■ Data section ■
[START]
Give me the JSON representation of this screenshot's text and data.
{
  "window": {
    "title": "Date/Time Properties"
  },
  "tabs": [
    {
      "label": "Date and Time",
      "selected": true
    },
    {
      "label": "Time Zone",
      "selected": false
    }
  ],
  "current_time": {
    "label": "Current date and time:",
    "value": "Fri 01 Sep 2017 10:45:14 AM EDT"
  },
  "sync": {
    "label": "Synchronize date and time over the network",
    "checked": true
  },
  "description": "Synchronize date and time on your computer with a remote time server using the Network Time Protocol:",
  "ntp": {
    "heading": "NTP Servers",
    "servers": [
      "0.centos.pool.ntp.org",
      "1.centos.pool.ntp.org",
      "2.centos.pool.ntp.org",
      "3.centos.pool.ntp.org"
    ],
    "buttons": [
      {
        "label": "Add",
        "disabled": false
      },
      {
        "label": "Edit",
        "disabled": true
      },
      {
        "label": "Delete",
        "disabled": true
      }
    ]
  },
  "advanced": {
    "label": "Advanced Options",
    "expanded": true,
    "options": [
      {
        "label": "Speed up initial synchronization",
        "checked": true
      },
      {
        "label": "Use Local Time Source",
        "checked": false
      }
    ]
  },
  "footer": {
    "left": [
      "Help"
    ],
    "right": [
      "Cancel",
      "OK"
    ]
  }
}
[END]
[START]
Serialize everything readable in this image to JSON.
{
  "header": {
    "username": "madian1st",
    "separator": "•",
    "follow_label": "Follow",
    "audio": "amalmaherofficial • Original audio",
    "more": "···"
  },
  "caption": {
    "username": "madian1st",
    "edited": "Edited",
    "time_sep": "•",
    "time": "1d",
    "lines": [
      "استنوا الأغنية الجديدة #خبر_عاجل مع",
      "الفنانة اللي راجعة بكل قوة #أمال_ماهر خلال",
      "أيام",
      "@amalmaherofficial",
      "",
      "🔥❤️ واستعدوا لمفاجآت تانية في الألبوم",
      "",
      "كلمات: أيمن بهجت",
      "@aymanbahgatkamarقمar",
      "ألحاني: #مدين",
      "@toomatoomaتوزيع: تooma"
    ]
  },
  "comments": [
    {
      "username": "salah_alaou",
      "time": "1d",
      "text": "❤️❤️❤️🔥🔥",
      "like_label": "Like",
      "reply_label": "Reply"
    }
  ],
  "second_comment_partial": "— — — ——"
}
[END]
■ Problem requirements ■
Report how many lines above hold the string "Synchronize", giving nothing but the number.

■ Result ■
2